Exercise task
Write out the records again, exactly, leaving none out.

Data records
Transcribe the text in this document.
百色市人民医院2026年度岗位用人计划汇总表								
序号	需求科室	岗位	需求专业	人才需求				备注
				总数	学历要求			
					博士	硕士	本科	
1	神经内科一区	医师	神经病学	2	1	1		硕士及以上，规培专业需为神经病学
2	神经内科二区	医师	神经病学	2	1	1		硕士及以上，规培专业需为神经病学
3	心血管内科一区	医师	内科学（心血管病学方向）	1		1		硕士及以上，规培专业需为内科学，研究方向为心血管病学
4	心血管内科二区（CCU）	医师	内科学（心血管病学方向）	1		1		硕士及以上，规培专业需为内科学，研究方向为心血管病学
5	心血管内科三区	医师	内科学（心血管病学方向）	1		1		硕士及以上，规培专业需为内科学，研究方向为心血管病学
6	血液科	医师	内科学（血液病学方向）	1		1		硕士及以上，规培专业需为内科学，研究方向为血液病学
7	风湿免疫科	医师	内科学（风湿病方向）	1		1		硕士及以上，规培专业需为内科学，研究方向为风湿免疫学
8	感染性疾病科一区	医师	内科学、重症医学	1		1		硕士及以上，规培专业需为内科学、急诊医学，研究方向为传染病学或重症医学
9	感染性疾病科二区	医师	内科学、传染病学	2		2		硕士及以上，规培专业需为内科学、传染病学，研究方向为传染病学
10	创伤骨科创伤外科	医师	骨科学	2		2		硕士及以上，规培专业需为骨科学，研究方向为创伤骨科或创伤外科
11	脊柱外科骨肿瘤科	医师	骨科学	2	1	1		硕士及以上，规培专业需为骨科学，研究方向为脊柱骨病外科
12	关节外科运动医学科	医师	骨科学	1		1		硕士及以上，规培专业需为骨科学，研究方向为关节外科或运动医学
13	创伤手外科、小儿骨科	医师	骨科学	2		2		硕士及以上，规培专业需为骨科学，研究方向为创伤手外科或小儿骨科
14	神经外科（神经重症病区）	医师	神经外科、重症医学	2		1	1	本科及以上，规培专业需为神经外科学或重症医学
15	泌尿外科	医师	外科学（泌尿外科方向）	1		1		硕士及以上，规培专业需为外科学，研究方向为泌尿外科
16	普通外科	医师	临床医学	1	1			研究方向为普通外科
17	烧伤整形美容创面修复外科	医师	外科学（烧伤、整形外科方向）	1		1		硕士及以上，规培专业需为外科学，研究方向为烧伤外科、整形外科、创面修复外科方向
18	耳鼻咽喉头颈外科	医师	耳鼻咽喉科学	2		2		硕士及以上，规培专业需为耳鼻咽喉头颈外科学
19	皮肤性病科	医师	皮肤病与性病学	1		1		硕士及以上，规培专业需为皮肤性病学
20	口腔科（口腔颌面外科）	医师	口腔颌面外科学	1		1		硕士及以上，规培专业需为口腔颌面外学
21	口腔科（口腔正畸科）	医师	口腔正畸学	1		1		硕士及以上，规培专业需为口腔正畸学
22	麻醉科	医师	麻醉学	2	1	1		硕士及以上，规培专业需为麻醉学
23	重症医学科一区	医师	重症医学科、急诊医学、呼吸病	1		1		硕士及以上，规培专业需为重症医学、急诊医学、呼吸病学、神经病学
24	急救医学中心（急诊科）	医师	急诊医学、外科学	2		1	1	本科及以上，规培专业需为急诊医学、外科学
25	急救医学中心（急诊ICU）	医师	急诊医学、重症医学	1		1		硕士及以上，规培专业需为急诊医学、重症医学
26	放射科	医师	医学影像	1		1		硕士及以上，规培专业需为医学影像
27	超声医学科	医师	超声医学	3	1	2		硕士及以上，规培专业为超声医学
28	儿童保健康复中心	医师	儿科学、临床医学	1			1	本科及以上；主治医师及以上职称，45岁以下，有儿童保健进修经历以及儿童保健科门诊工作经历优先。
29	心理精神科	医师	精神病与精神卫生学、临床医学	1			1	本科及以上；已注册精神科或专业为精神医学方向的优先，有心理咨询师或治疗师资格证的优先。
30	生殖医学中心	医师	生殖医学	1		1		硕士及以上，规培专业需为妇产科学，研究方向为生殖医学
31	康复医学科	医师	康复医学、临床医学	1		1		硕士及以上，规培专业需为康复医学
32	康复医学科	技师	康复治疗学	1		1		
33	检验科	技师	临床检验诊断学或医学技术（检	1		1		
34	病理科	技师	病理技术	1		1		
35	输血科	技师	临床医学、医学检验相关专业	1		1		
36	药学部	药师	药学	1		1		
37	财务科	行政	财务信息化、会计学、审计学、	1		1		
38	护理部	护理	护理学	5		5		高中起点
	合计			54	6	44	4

Answer in full
Transcribe the text in this document.
百色市人民医院2026年度岗位用人计划汇总表								
序号	需求科室	岗位	需求专业	人才需求				备注
				总数	学历要求			
					博士	硕士	本科	
1	神经内科一区	医师	神经病学	2	1	1		硕士及以上，规培专业需为神经病学
2	神经内科二区	医师	神经病学	2	1	1		硕士及以上，规培专业需为神经病学
3	心血管内科一区	医师	内科学（心血管病学方向）	1		1		硕士及以上，规培专业需为内科学，研究方向为心血管病学
4	心血管内科二区（CCU）	医师	内科学（心血管病学方向）	1		1		硕士及以上，规培专业需为内科学，研究方向为心血管病学
5	心血管内科三区	医师	内科学（心血管病学方向）	1		1		硕士及以上，规培专业需为内科学，研究方向为心血管病学
6	血液科	医师	内科学（血液病学方向）	1		1		硕士及以上，规培专业需为内科学，研究方向为血液病学
7	风湿免疫科	医师	内科学（风湿病方向）	1		1		硕士及以上，规培专业需为内科学，研究方向为风湿免疫学
8	感染性疾病科一区	医师	内科学、重症医学	1		1		硕士及以上，规培专业需为内科学、急诊医学，研究方向为传染病学或重症医学
9	感染性疾病科二区	医师	内科学、传染病学	2		2		硕士及以上，规培专业需为内科学、传染病学，研究方向为传染病学
10	创伤骨科创伤外科	医师	骨科学	2		2		硕士及以上，规培专业需为骨科学，研究方向为创伤骨科或创伤外科
11	脊柱外科骨肿瘤科	医师	骨科学	2	1	1		硕士及以上，规培专业需为骨科学，研究方向为脊柱骨病外科
12	关节外科运动医学科	医师	骨科学	1		1		硕士及以上，规培专业需为骨科学，研究方向为关节外科或运动医学
13	创伤手外科、小儿骨科	医师	骨科学	2		2		硕士及以上，规培专业需为骨科学，研究方向为创伤手外科或小儿骨科
14	神经外科（神经重症病区）	医师	神经外科、重症医学	2		1	1	本科及以上，规培专业需为神经外科学或重症医学
15	泌尿外科	医师	外科学（泌尿外科方向）	1		1		硕士及以上，规培专业需为外科学，研究方向为泌尿外科
16	普通外科	医师	临床医学	1	1			研究方向为普通外科
17	烧伤整形美容创面修复外科	医师	外科学（烧伤、整形外科方向）	1		1		硕士及以上，规培专业需为外科学，研究方向为烧伤外科、整形外科、创面修复外科方向
18	耳鼻咽喉头颈外科	医师	耳鼻咽喉科学	2		2		硕士及以上，规培专业需为耳鼻咽喉头颈外科学
19	皮肤性病科	医师	皮肤病与性病学	1		1		硕士及以上，规培专业需为皮肤性病学
20	口腔科（口腔颌面外科）	医师	口腔颌面外科学	1		1		硕士及以上，规培专业需为口腔颌面外学
21	口腔科（口腔正畸科）	医师	口腔正畸学	1		1		硕士及以上，规培专业需为口腔正畸学
22	麻醉科	医师	麻醉学	2	1	1		硕士及以上，规培专业需为麻醉学
23	重症医学科一区	医师	重症医学科、急诊医学、呼吸病	1		1		硕士及以上，规培专业需为重症医学、急诊医学、呼吸病学、神经病学
24	急救医学中心（急诊科）	医师	急诊医学、外科学	2		1	1	本科及以上，规培专业需为急诊医学、外科学
25	急救医学中心（急诊ICU）	医师	急诊医学、重症医学	1		1		硕士及以上，规培专业需为急诊医学、重症医学
26	放射科	医师	医学影像	1		1		硕士及以上，规培专业需为医学影像
27	超声医学科	医师	超声医学	3	1	2		硕士及以上，规培专业为超声医学
28	儿童保健康复中心	医师	儿科学、临床医学	1			1	本科及以上；主治医师及以上职称，45岁以下，有儿童保健进修经历以及儿童保健科门诊工作经历优先。
29	心理精神科	医师	精神病与精神卫生学、临床医学	1			1	本科及以上；已注册精神科或专业为精神医学方向的优先，有心理咨询师或治疗师资格证的优先。
30	生殖医学中心	医师	生殖医学	1		1		硕士及以上，规培专业需为妇产科学，研究方向为生殖医学
31	康复医学科	医师	康复医学、临床医学	1		1		硕士及以上，规培专业需为康复医学
32	康复医学科	技师	康复治疗学	1		1		
33	检验科	技师	临床检验诊断学或医学技术（检	1		1		
34	病理科	技师	病理技术	1		1		
35	输血科	技师	临床医学、医学检验相关专业	1		1		
36	药学部	药师	药学	1		1		
37	财务科	行政	财务信息化、会计学、审计学、	1		1		
38	护理部	护理	护理学	5		5		高中起点
	合计			54	6	44	4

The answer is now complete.